[BEGIN Provided information]

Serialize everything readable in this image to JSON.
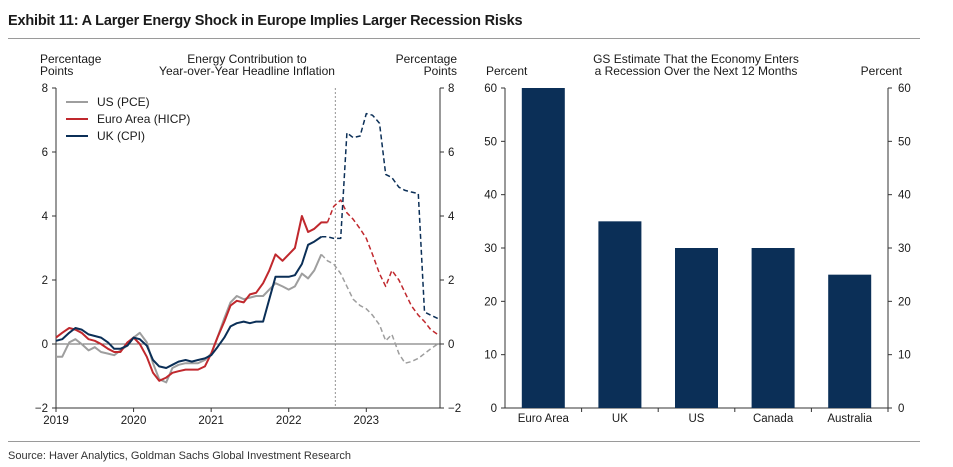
{
  "title": "Exhibit 11: A Larger Energy Shock in Europe Implies Larger Recession Risks",
  "source": "Source: Haver Analytics, Goldman Sachs Global Investment Research",
  "chart_data": [
    {
      "type": "line",
      "title": "Energy Contribution to Year-over-Year Headline Inflation",
      "title_lines": [
        "Energy Contribution to",
        "Year-over-Year Headline Inflation"
      ],
      "ylabel_left": [
        "Percentage",
        "Points"
      ],
      "ylabel_right": [
        "Percentage",
        "Points"
      ],
      "ylim": [
        -2,
        8
      ],
      "yticks": [
        -2,
        0,
        2,
        4,
        6,
        8
      ],
      "xlim": [
        2019.0,
        2023.95
      ],
      "xticks": [
        "2019",
        "2020",
        "2021",
        "2022",
        "2023"
      ],
      "forecast_start": 2022.6,
      "legend": [
        "US (PCE)",
        "Euro Area (HICP)",
        "UK (CPI)"
      ],
      "series": [
        {
          "name": "US (PCE)",
          "color": "#9e9e9e",
          "actual": [
            [
              2019.0,
              -0.4
            ],
            [
              2019.08,
              -0.4
            ],
            [
              2019.17,
              0.05
            ],
            [
              2019.25,
              0.15
            ],
            [
              2019.33,
              0.0
            ],
            [
              2019.42,
              -0.2
            ],
            [
              2019.5,
              -0.1
            ],
            [
              2019.58,
              -0.25
            ],
            [
              2019.67,
              -0.3
            ],
            [
              2019.75,
              -0.35
            ],
            [
              2019.83,
              -0.2
            ],
            [
              2019.92,
              -0.05
            ],
            [
              2020.0,
              0.2
            ],
            [
              2020.08,
              0.35
            ],
            [
              2020.17,
              0.05
            ],
            [
              2020.25,
              -0.6
            ],
            [
              2020.33,
              -1.1
            ],
            [
              2020.42,
              -1.2
            ],
            [
              2020.5,
              -0.75
            ],
            [
              2020.58,
              -0.65
            ],
            [
              2020.67,
              -0.6
            ],
            [
              2020.75,
              -0.6
            ],
            [
              2020.83,
              -0.6
            ],
            [
              2020.92,
              -0.5
            ],
            [
              2021.0,
              -0.3
            ],
            [
              2021.08,
              0.2
            ],
            [
              2021.17,
              0.8
            ],
            [
              2021.25,
              1.3
            ],
            [
              2021.33,
              1.5
            ],
            [
              2021.42,
              1.4
            ],
            [
              2021.5,
              1.45
            ],
            [
              2021.58,
              1.5
            ],
            [
              2021.67,
              1.5
            ],
            [
              2021.75,
              1.7
            ],
            [
              2021.83,
              1.9
            ],
            [
              2021.92,
              1.8
            ],
            [
              2022.0,
              1.7
            ],
            [
              2022.08,
              1.8
            ],
            [
              2022.17,
              2.2
            ],
            [
              2022.25,
              2.05
            ],
            [
              2022.33,
              2.3
            ],
            [
              2022.42,
              2.8
            ]
          ],
          "forecast": [
            [
              2022.42,
              2.8
            ],
            [
              2022.5,
              2.6
            ],
            [
              2022.58,
              2.5
            ],
            [
              2022.67,
              2.2
            ],
            [
              2022.75,
              1.8
            ],
            [
              2022.83,
              1.4
            ],
            [
              2022.92,
              1.2
            ],
            [
              2023.0,
              1.1
            ],
            [
              2023.08,
              0.9
            ],
            [
              2023.17,
              0.6
            ],
            [
              2023.25,
              0.1
            ],
            [
              2023.33,
              0.3
            ],
            [
              2023.42,
              -0.3
            ],
            [
              2023.5,
              -0.6
            ],
            [
              2023.58,
              -0.55
            ],
            [
              2023.67,
              -0.45
            ],
            [
              2023.75,
              -0.3
            ],
            [
              2023.83,
              -0.15
            ],
            [
              2023.92,
              0.0
            ]
          ]
        },
        {
          "name": "Euro Area (HICP)",
          "color": "#c0282d",
          "actual": [
            [
              2019.0,
              0.2
            ],
            [
              2019.08,
              0.35
            ],
            [
              2019.17,
              0.5
            ],
            [
              2019.25,
              0.45
            ],
            [
              2019.33,
              0.35
            ],
            [
              2019.42,
              0.15
            ],
            [
              2019.5,
              0.1
            ],
            [
              2019.58,
              0.0
            ],
            [
              2019.67,
              -0.15
            ],
            [
              2019.75,
              -0.25
            ],
            [
              2019.83,
              -0.25
            ],
            [
              2019.92,
              0.05
            ],
            [
              2020.0,
              0.2
            ],
            [
              2020.08,
              0.0
            ],
            [
              2020.17,
              -0.4
            ],
            [
              2020.25,
              -0.9
            ],
            [
              2020.33,
              -1.15
            ],
            [
              2020.42,
              -1.05
            ],
            [
              2020.5,
              -0.9
            ],
            [
              2020.58,
              -0.85
            ],
            [
              2020.67,
              -0.8
            ],
            [
              2020.75,
              -0.8
            ],
            [
              2020.83,
              -0.8
            ],
            [
              2020.92,
              -0.7
            ],
            [
              2021.0,
              -0.3
            ],
            [
              2021.08,
              0.2
            ],
            [
              2021.17,
              0.7
            ],
            [
              2021.25,
              1.2
            ],
            [
              2021.33,
              1.35
            ],
            [
              2021.42,
              1.3
            ],
            [
              2021.5,
              1.55
            ],
            [
              2021.58,
              1.6
            ],
            [
              2021.67,
              1.9
            ],
            [
              2021.75,
              2.3
            ],
            [
              2021.83,
              2.8
            ],
            [
              2021.92,
              2.6
            ],
            [
              2022.0,
              2.8
            ],
            [
              2022.08,
              3.0
            ],
            [
              2022.17,
              4.0
            ],
            [
              2022.25,
              3.5
            ],
            [
              2022.33,
              3.6
            ],
            [
              2022.42,
              3.8
            ],
            [
              2022.5,
              3.8
            ]
          ],
          "forecast": [
            [
              2022.5,
              3.8
            ],
            [
              2022.58,
              4.3
            ],
            [
              2022.67,
              4.5
            ],
            [
              2022.75,
              4.1
            ],
            [
              2022.83,
              3.9
            ],
            [
              2022.92,
              3.6
            ],
            [
              2023.0,
              3.3
            ],
            [
              2023.08,
              2.8
            ],
            [
              2023.17,
              2.2
            ],
            [
              2023.25,
              1.8
            ],
            [
              2023.33,
              2.3
            ],
            [
              2023.42,
              2.0
            ],
            [
              2023.5,
              1.6
            ],
            [
              2023.58,
              1.2
            ],
            [
              2023.67,
              0.9
            ],
            [
              2023.75,
              0.7
            ],
            [
              2023.83,
              0.45
            ],
            [
              2023.92,
              0.3
            ]
          ]
        },
        {
          "name": "UK (CPI)",
          "color": "#0b2f57",
          "actual": [
            [
              2019.0,
              0.1
            ],
            [
              2019.08,
              0.15
            ],
            [
              2019.17,
              0.35
            ],
            [
              2019.25,
              0.5
            ],
            [
              2019.33,
              0.45
            ],
            [
              2019.42,
              0.3
            ],
            [
              2019.5,
              0.25
            ],
            [
              2019.58,
              0.2
            ],
            [
              2019.67,
              0.05
            ],
            [
              2019.75,
              -0.15
            ],
            [
              2019.83,
              -0.15
            ],
            [
              2019.92,
              -0.05
            ],
            [
              2020.0,
              0.2
            ],
            [
              2020.08,
              0.15
            ],
            [
              2020.17,
              -0.05
            ],
            [
              2020.25,
              -0.5
            ],
            [
              2020.33,
              -0.7
            ],
            [
              2020.42,
              -0.75
            ],
            [
              2020.5,
              -0.65
            ],
            [
              2020.58,
              -0.55
            ],
            [
              2020.67,
              -0.5
            ],
            [
              2020.75,
              -0.55
            ],
            [
              2020.83,
              -0.5
            ],
            [
              2020.92,
              -0.45
            ],
            [
              2021.0,
              -0.35
            ],
            [
              2021.08,
              -0.1
            ],
            [
              2021.17,
              0.2
            ],
            [
              2021.25,
              0.55
            ],
            [
              2021.33,
              0.65
            ],
            [
              2021.42,
              0.7
            ],
            [
              2021.5,
              0.65
            ],
            [
              2021.58,
              0.7
            ],
            [
              2021.67,
              0.7
            ],
            [
              2021.75,
              1.4
            ],
            [
              2021.83,
              2.1
            ],
            [
              2021.92,
              2.1
            ],
            [
              2022.0,
              2.1
            ],
            [
              2022.08,
              2.15
            ],
            [
              2022.17,
              2.5
            ],
            [
              2022.25,
              3.1
            ],
            [
              2022.33,
              3.2
            ],
            [
              2022.42,
              3.35
            ]
          ],
          "forecast": [
            [
              2022.42,
              3.35
            ],
            [
              2022.5,
              3.35
            ],
            [
              2022.58,
              3.3
            ],
            [
              2022.67,
              3.3
            ],
            [
              2022.75,
              6.6
            ],
            [
              2022.83,
              6.45
            ],
            [
              2022.92,
              6.5
            ],
            [
              2023.0,
              7.2
            ],
            [
              2023.08,
              7.15
            ],
            [
              2023.17,
              6.9
            ],
            [
              2023.25,
              5.3
            ],
            [
              2023.33,
              5.2
            ],
            [
              2023.42,
              4.9
            ],
            [
              2023.5,
              4.8
            ],
            [
              2023.58,
              4.75
            ],
            [
              2023.67,
              4.7
            ],
            [
              2023.75,
              1.0
            ],
            [
              2023.83,
              0.9
            ],
            [
              2023.92,
              0.8
            ]
          ]
        }
      ]
    },
    {
      "type": "bar",
      "title": "GS Estimate That the Economy Enters a Recession Over the Next 12 Months",
      "title_lines": [
        "GS Estimate That the Economy Enters",
        "a Recession Over the Next 12 Months"
      ],
      "ylabel_left": "Percent",
      "ylabel_right": "Percent",
      "ylim": [
        0,
        60
      ],
      "yticks": [
        0,
        10,
        20,
        30,
        40,
        50,
        60
      ],
      "categories": [
        "Euro Area",
        "UK",
        "US",
        "Canada",
        "Australia"
      ],
      "values": [
        60,
        35,
        30,
        30,
        25
      ],
      "color": "#0b2f57"
    }
  ]
}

[END Provided information]

▸ Work to be completed: For this exercise, gather every line of the data that contains the word "Next".

▸ Written reply:
      "title": "GS Estimate That the Economy Enters a Recession Over the Next 12 Months",
        "a Recession Over the Next 12 Months"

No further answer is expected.